Brief: Filter the listing and keep only the lines with the word "marker".

Figure record extracts:
*****

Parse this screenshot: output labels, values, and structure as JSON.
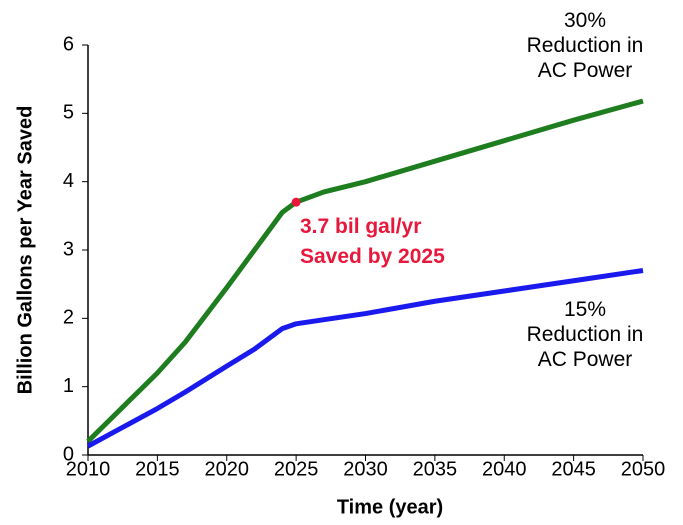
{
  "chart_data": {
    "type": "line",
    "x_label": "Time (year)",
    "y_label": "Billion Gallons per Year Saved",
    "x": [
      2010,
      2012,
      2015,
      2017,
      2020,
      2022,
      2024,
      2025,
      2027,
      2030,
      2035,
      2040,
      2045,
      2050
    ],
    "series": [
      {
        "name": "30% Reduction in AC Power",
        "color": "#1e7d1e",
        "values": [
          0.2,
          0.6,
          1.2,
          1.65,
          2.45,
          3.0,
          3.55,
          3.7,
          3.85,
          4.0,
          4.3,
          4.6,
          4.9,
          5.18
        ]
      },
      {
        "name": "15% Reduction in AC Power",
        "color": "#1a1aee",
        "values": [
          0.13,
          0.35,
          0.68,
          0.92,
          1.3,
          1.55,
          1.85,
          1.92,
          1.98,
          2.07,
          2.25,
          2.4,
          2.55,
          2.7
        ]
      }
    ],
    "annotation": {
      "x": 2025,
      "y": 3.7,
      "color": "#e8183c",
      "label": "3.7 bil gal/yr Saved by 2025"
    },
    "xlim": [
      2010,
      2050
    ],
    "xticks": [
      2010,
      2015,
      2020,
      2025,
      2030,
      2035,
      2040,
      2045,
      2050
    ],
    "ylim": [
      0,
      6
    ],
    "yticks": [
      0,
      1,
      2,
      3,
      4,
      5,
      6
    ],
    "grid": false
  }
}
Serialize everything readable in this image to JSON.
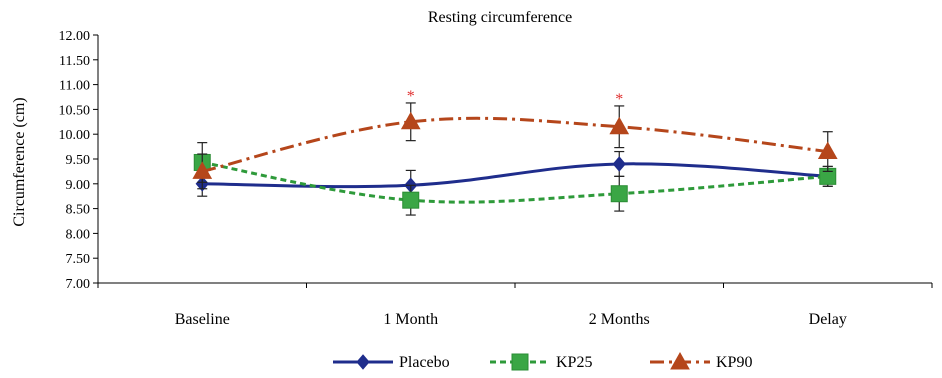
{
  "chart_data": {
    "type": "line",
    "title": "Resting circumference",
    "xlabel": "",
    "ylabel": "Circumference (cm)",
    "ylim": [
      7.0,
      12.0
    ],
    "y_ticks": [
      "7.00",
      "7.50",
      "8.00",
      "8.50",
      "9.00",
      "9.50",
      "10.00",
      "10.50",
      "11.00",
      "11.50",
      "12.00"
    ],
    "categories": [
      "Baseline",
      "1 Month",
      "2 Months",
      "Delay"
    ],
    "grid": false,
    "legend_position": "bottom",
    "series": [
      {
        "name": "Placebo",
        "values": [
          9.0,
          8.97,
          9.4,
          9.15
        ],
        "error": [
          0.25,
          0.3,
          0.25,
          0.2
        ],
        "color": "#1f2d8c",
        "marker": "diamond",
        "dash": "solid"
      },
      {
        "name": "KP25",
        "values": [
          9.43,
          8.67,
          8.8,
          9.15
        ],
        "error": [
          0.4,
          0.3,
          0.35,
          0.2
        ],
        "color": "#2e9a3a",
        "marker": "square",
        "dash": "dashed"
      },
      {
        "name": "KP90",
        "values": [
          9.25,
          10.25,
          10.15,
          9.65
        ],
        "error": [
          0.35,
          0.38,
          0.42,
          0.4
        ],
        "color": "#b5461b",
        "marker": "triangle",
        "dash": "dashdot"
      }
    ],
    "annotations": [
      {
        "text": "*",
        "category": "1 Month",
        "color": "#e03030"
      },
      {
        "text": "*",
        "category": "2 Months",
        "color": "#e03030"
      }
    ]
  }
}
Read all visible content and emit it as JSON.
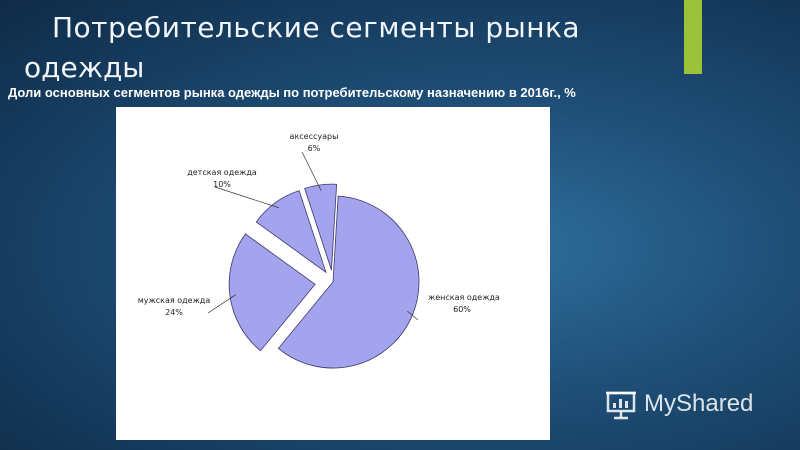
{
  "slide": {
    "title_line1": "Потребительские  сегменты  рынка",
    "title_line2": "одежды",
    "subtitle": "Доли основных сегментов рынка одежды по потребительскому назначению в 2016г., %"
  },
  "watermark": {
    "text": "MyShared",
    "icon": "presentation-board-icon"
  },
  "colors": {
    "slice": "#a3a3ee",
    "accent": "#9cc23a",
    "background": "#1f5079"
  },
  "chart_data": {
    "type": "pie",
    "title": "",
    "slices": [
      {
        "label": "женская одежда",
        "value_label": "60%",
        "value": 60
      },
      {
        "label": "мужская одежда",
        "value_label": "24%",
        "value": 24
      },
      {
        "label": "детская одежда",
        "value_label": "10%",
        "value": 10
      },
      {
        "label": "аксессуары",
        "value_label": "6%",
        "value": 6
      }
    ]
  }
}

*****

Task result:
        "marker": "diamond",
        "marker": "square",
        "marker": "triangle",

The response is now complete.